▶ [OBJECTIVE]:
Output every record word for word.

----------------

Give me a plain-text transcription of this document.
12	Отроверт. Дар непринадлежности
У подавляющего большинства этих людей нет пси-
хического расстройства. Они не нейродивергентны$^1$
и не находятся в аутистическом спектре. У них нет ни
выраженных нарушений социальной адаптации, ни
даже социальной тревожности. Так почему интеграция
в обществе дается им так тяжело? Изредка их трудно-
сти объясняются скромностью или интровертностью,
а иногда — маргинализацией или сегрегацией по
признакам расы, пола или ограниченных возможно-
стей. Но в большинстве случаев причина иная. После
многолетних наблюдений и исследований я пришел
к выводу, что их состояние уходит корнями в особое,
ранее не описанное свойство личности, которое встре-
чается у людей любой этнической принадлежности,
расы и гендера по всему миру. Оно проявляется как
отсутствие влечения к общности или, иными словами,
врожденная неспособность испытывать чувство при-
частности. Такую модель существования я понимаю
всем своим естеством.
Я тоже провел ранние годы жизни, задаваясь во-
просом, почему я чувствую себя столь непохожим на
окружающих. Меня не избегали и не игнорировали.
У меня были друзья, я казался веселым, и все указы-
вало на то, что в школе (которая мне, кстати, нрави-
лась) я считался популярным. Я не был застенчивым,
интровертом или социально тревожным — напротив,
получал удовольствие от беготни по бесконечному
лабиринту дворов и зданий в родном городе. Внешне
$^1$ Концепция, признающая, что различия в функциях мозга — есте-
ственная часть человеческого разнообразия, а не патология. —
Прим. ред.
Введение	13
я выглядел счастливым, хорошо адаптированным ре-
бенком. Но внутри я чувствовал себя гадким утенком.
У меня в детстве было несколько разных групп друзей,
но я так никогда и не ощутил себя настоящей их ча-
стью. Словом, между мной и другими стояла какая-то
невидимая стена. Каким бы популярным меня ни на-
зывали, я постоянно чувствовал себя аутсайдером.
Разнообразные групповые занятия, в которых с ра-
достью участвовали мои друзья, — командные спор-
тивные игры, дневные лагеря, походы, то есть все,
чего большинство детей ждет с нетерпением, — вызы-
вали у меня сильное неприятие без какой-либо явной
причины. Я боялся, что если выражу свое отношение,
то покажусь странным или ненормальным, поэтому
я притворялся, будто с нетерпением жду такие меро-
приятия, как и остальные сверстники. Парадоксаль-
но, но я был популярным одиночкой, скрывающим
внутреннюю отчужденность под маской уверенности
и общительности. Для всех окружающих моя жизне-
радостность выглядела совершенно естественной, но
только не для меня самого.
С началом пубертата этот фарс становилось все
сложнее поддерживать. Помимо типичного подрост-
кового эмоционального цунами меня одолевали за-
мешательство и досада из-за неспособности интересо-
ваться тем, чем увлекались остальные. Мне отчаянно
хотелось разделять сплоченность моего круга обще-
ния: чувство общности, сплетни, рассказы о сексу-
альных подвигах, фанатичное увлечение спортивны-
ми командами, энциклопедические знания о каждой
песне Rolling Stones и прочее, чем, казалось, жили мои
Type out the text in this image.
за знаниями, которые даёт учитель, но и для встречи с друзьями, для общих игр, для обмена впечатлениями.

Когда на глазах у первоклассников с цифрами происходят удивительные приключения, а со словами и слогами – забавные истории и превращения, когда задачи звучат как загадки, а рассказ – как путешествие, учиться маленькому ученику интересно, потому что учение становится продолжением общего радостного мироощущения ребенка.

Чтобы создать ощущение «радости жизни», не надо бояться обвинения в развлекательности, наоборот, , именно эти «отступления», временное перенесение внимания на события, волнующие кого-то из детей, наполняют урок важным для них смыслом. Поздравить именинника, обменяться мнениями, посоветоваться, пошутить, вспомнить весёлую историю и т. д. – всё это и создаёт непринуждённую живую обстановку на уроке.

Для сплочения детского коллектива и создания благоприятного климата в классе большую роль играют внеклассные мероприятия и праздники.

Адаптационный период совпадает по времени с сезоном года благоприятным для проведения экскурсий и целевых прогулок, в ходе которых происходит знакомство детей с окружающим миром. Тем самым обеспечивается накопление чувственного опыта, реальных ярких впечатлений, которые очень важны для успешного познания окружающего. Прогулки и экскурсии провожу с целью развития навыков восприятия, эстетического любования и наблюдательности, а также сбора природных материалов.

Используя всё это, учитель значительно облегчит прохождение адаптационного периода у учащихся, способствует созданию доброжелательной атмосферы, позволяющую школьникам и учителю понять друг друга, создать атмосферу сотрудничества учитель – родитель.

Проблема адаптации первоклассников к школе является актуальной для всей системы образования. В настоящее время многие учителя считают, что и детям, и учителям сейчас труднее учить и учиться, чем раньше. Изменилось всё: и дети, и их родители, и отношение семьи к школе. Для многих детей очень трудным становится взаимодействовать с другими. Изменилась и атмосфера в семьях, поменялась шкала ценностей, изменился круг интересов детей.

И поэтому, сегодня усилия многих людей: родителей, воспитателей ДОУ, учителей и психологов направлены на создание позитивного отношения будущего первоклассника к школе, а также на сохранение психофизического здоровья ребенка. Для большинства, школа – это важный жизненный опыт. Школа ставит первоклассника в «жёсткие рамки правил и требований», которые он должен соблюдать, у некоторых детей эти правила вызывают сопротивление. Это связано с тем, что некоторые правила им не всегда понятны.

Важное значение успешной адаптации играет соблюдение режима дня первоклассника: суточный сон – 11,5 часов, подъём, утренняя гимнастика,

----------------

▶ [SOLUTION]:
Give me a plain-text transcription of this document.
12	Отроверт. Дар непринадлежности
У подавляющего большинства этих людей нет пси-
хического расстройства. Они не нейродивергентны$^1$
и не находятся в аутистическом спектре. У них нет ни
выраженных нарушений социальной адаптации, ни
даже социальной тревожности. Так почему интеграция
в обществе дается им так тяжело? Изредка их трудно-
сти объясняются скромностью или интровертностью,
а иногда — маргинализацией или сегрегацией по
признакам расы, пола или ограниченных возможно-
стей. Но в большинстве случаев причина иная. После
многолетних наблюдений и исследований я пришел
к выводу, что их состояние уходит корнями в особое,
ранее не описанное свойство личности, которое встре-
чается у людей любой этнической принадлежности,
расы и гендера по всему миру. Оно проявляется как
отсутствие влечения к общности или, иными словами,
врожденная неспособность испытывать чувство при-
частности. Такую модель существования я понимаю
всем своим естеством.
Я тоже провел ранние годы жизни, задаваясь во-
просом, почему я чувствую себя столь непохожим на
окружающих. Меня не избегали и не игнорировали.
У меня были друзья, я казался веселым, и все указы-
вало на то, что в школе (которая мне, кстати, нрави-
лась) я считался популярным. Я не был застенчивым,
интровертом или социально тревожным — напротив,
получал удовольствие от беготни по бесконечному
лабиринту дворов и зданий в родном городе. Внешне
$^1$ Концепция, признающая, что различия в функциях мозга — есте-
ственная часть человеческого разнообразия, а не патология. —
Прим. ред.
Введение	13
я выглядел счастливым, хорошо адаптированным ре-
бенком. Но внутри я чувствовал себя гадким утенком.
У меня в детстве было несколько разных групп друзей,
но я так никогда и не ощутил себя настоящей их ча-
стью. Словом, между мной и другими стояла какая-то
невидимая стена. Каким бы популярным меня ни на-
зывали, я постоянно чувствовал себя аутсайдером.
Разнообразные групповые занятия, в которых с ра-
достью участвовали мои друзья, — командные спор-
тивные игры, дневные лагеря, походы, то есть все,
чего большинство детей ждет с нетерпением, — вызы-
вали у меня сильное неприятие без какой-либо явной
причины. Я боялся, что если выражу свое отношение,
то покажусь странным или ненормальным, поэтому
я притворялся, будто с нетерпением жду такие меро-
приятия, как и остальные сверстники. Парадоксаль-
но, но я был популярным одиночкой, скрывающим
внутреннюю отчужденность под маской уверенности
и общительности. Для всех окружающих моя жизне-
радостность выглядела совершенно естественной, но
только не для меня самого.
С началом пубертата этот фарс становилось все
сложнее поддерживать. Помимо типичного подрост-
кового эмоционального цунами меня одолевали за-
мешательство и досада из-за неспособности интересо-
ваться тем, чем увлекались остальные. Мне отчаянно
хотелось разделять сплоченность моего круга обще-
ния: чувство общности, сплетни, рассказы о сексу-
альных подвигах, фанатичное увлечение спортивны-
ми командами, энциклопедические знания о каждой
песне Rolling Stones и прочее, чем, казалось, жили мои
Type out the text in this image.
за знаниями, которые даёт учитель, но и для встречи с друзьями, для общих игр, для обмена впечатлениями.

Когда на глазах у первоклассников с цифрами происходят удивительные приключения, а со словами и слогами – забавные истории и превращения, когда задачи звучат как загадки, а рассказ – как путешествие, учиться маленькому ученику интересно, потому что учение становится продолжением общего радостного мироощущения ребенка.

Чтобы создать ощущение «радости жизни», не надо бояться обвинения в развлекательности, наоборот, , именно эти «отступления», временное перенесение внимания на события, волнующие кого-то из детей, наполняют урок важным для них смыслом. Поздравить именинника, обменяться мнениями, посоветоваться, пошутить, вспомнить весёлую историю и т. д. – всё это и создаёт непринуждённую живую обстановку на уроке.

Для сплочения детского коллектива и создания благоприятного климата в классе большую роль играют внеклассные мероприятия и праздники.

Адаптационный период совпадает по времени с сезоном года благоприятным для проведения экскурсий и целевых прогулок, в ходе которых происходит знакомство детей с окружающим миром. Тем самым обеспечивается накопление чувственного опыта, реальных ярких впечатлений, которые очень важны для успешного познания окружающего. Прогулки и экскурсии провожу с целью развития навыков восприятия, эстетического любования и наблюдательности, а также сбора природных материалов.

Используя всё это, учитель значительно облегчит прохождение адаптационного периода у учащихся, способствует созданию доброжелательной атмосферы, позволяющую школьникам и учителю понять друг друга, создать атмосферу сотрудничества учитель – родитель.

Проблема адаптации первоклассников к школе является актуальной для всей системы образования. В настоящее время многие учителя считают, что и детям, и учителям сейчас труднее учить и учиться, чем раньше. Изменилось всё: и дети, и их родители, и отношение семьи к школе. Для многих детей очень трудным становится взаимодействовать с другими. Изменилась и атмосфера в семьях, поменялась шкала ценностей, изменился круг интересов детей.

И поэтому, сегодня усилия многих людей: родителей, воспитателей ДОУ, учителей и психологов направлены на создание позитивного отношения будущего первоклассника к школе, а также на сохранение психофизического здоровья ребенка. Для большинства, школа – это важный жизненный опыт. Школа ставит первоклассника в «жёсткие рамки правил и требований», которые он должен соблюдать, у некоторых детей эти правила вызывают сопротивление. Это связано с тем, что некоторые правила им не всегда понятны.

Важное значение успешной адаптации играет соблюдение режима дня первоклассника: суточный сон – 11,5 часов, подъём, утренняя гимнастика,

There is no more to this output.